Retype all of the entries word for word.

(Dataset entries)
══════
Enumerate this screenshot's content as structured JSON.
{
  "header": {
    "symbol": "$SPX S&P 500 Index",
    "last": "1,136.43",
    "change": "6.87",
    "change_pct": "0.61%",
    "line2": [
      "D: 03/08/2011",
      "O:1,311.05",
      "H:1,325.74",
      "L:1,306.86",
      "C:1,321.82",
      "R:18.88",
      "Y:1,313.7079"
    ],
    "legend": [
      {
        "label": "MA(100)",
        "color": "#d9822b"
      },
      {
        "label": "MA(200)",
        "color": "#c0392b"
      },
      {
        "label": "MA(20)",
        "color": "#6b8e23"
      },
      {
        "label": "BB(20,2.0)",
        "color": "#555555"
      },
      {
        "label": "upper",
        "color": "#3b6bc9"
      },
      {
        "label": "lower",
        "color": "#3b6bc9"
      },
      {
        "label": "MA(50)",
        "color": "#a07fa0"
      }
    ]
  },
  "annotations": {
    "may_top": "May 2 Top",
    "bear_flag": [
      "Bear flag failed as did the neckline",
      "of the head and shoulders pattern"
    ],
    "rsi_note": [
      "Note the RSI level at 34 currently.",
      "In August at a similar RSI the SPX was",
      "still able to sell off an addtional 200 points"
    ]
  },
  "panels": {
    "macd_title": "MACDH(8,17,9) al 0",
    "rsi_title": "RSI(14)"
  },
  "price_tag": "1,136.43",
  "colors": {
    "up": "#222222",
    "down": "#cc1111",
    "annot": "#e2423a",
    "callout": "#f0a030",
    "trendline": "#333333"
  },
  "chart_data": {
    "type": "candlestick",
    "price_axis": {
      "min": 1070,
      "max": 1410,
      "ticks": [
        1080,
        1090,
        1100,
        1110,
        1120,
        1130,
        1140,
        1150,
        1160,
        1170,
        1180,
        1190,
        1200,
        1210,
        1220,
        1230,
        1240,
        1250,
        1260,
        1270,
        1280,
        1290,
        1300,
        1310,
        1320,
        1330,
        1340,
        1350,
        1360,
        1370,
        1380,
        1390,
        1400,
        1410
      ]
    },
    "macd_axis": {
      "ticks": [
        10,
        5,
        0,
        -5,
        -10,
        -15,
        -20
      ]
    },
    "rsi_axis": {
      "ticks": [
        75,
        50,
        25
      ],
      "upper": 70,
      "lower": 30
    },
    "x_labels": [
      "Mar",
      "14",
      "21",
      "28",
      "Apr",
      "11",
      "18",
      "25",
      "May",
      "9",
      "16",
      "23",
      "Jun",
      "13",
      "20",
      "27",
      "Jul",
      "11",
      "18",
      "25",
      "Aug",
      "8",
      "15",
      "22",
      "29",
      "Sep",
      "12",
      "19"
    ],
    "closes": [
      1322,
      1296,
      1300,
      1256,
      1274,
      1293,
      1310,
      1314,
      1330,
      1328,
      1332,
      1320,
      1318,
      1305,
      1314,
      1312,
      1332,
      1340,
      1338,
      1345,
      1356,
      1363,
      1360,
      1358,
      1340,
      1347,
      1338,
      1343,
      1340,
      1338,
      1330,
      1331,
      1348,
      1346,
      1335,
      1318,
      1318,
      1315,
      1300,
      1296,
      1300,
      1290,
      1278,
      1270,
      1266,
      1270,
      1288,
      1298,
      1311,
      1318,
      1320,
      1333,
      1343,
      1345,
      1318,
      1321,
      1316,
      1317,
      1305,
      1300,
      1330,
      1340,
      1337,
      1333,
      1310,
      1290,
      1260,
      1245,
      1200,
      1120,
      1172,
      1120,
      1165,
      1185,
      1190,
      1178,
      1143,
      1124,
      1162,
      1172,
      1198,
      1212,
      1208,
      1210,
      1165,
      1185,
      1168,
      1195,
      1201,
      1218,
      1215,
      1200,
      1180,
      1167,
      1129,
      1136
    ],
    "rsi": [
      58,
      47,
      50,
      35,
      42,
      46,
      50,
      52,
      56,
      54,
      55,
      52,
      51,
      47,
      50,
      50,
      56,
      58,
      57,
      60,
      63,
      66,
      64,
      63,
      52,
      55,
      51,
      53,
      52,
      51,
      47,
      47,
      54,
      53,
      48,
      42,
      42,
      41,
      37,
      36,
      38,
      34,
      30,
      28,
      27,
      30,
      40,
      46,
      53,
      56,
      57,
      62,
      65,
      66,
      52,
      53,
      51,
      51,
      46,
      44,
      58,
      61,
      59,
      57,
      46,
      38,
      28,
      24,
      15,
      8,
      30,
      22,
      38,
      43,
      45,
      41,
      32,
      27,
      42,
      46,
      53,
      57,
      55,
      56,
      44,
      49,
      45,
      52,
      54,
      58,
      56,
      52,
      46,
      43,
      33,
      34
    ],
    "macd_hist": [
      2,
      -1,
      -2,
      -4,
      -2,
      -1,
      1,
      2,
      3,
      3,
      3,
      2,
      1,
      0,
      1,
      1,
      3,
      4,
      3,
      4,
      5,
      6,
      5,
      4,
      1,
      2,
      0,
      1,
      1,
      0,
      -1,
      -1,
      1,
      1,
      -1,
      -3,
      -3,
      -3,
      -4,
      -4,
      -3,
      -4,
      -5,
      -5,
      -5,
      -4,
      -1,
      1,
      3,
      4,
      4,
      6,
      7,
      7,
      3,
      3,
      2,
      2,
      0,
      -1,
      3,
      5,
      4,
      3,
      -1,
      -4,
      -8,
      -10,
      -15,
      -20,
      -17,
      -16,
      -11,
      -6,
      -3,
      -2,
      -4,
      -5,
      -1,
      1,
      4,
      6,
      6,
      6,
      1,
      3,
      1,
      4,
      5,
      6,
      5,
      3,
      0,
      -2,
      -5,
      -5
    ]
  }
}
══════
### Exercise output
Enumerate this screenshot's content as structured JSON.
{
  "header": {
    "symbol": "$SPX S&P 500 Index",
    "last": "1,136.43",
    "change": "6.87",
    "change_pct": "0.61%",
    "line2": [
      "D: 03/08/2011",
      "O:1,311.05",
      "H:1,325.74",
      "L:1,306.86",
      "C:1,321.82",
      "R:18.88",
      "Y:1,313.7079"
    ],
    "legend": [
      {
        "label": "MA(100)",
        "color": "#d9822b"
      },
      {
        "label": "MA(200)",
        "color": "#c0392b"
      },
      {
        "label": "MA(20)",
        "color": "#6b8e23"
      },
      {
        "label": "BB(20,2.0)",
        "color": "#555555"
      },
      {
        "label": "upper",
        "color": "#3b6bc9"
      },
      {
        "label": "lower",
        "color": "#3b6bc9"
      },
      {
        "label": "MA(50)",
        "color": "#a07fa0"
      }
    ]
  },
  "annotations": {
    "may_top": "May 2 Top",
    "bear_flag": [
      "Bear flag failed as did the neckline",
      "of the head and shoulders pattern"
    ],
    "rsi_note": [
      "Note the RSI level at 34 currently.",
      "In August at a similar RSI the SPX was",
      "still able to sell off an addtional 200 points"
    ]
  },
  "panels": {
    "macd_title": "MACDH(8,17,9) al 0",
    "rsi_title": "RSI(14)"
  },
  "price_tag": "1,136.43",
  "colors": {
    "up": "#222222",
    "down": "#cc1111",
    "annot": "#e2423a",
    "callout": "#f0a030",
    "trendline": "#333333"
  },
  "chart_data": {
    "type": "candlestick",
    "price_axis": {
      "min": 1070,
      "max": 1410,
      "ticks": [
        1080,
        1090,
        1100,
        1110,
        1120,
        1130,
        1140,
        1150,
        1160,
        1170,
        1180,
        1190,
        1200,
        1210,
        1220,
        1230,
        1240,
        1250,
        1260,
        1270,
        1280,
        1290,
        1300,
        1310,
        1320,
        1330,
        1340,
        1350,
        1360,
        1370,
        1380,
        1390,
        1400,
        1410
      ]
    },
    "macd_axis": {
      "ticks": [
        10,
        5,
        0,
        -5,
        -10,
        -15,
        -20
      ]
    },
    "rsi_axis": {
      "ticks": [
        75,
        50,
        25
      ],
      "upper": 70,
      "lower": 30
    },
    "x_labels": [
      "Mar",
      "14",
      "21",
      "28",
      "Apr",
      "11",
      "18",
      "25",
      "May",
      "9",
      "16",
      "23",
      "Jun",
      "13",
      "20",
      "27",
      "Jul",
      "11",
      "18",
      "25",
      "Aug",
      "8",
      "15",
      "22",
      "29",
      "Sep",
      "12",
      "19"
    ],
    "closes": [
      1322,
      1296,
      1300,
      1256,
      1274,
      1293,
      1310,
      1314,
      1330,
      1328,
      1332,
      1320,
      1318,
      1305,
      1314,
      1312,
      1332,
      1340,
      1338,
      1345,
      1356,
      1363,
      1360,
      1358,
      1340,
      1347,
      1338,
      1343,
      1340,
      1338,
      1330,
      1331,
      1348,
      1346,
      1335,
      1318,
      1318,
      1315,
      1300,
      1296,
      1300,
      1290,
      1278,
      1270,
      1266,
      1270,
      1288,
      1298,
      1311,
      1318,
      1320,
      1333,
      1343,
      1345,
      1318,
      1321,
      1316,
      1317,
      1305,
      1300,
      1330,
      1340,
      1337,
      1333,
      1310,
      1290,
      1260,
      1245,
      1200,
      1120,
      1172,
      1120,
      1165,
      1185,
      1190,
      1178,
      1143,
      1124,
      1162,
      1172,
      1198,
      1212,
      1208,
      1210,
      1165,
      1185,
      1168,
      1195,
      1201,
      1218,
      1215,
      1200,
      1180,
      1167,
      1129,
      1136
    ],
    "rsi": [
      58,
      47,
      50,
      35,
      42,
      46,
      50,
      52,
      56,
      54,
      55,
      52,
      51,
      47,
      50,
      50,
      56,
      58,
      57,
      60,
      63,
      66,
      64,
      63,
      52,
      55,
      51,
      53,
      52,
      51,
      47,
      47,
      54,
      53,
      48,
      42,
      42,
      41,
      37,
      36,
      38,
      34,
      30,
      28,
      27,
      30,
      40,
      46,
      53,
      56,
      57,
      62,
      65,
      66,
      52,
      53,
      51,
      51,
      46,
      44,
      58,
      61,
      59,
      57,
      46,
      38,
      28,
      24,
      15,
      8,
      30,
      22,
      38,
      43,
      45,
      41,
      32,
      27,
      42,
      46,
      53,
      57,
      55,
      56,
      44,
      49,
      45,
      52,
      54,
      58,
      56,
      52,
      46,
      43,
      33,
      34
    ],
    "macd_hist": [
      2,
      -1,
      -2,
      -4,
      -2,
      -1,
      1,
      2,
      3,
      3,
      3,
      2,
      1,
      0,
      1,
      1,
      3,
      4,
      3,
      4,
      5,
      6,
      5,
      4,
      1,
      2,
      0,
      1,
      1,
      0,
      -1,
      -1,
      1,
      1,
      -1,
      -3,
      -3,
      -3,
      -4,
      -4,
      -3,
      -4,
      -5,
      -5,
      -5,
      -4,
      -1,
      1,
      3,
      4,
      4,
      6,
      7,
      7,
      3,
      3,
      2,
      2,
      0,
      -1,
      3,
      5,
      4,
      3,
      -1,
      -4,
      -8,
      -10,
      -15,
      -20,
      -17,
      -16,
      -11,
      -6,
      -3,
      -2,
      -4,
      -5,
      -1,
      1,
      4,
      6,
      6,
      6,
      1,
      3,
      1,
      4,
      5,
      6,
      5,
      3,
      0,
      -2,
      -5,
      -5
    ]
  }
}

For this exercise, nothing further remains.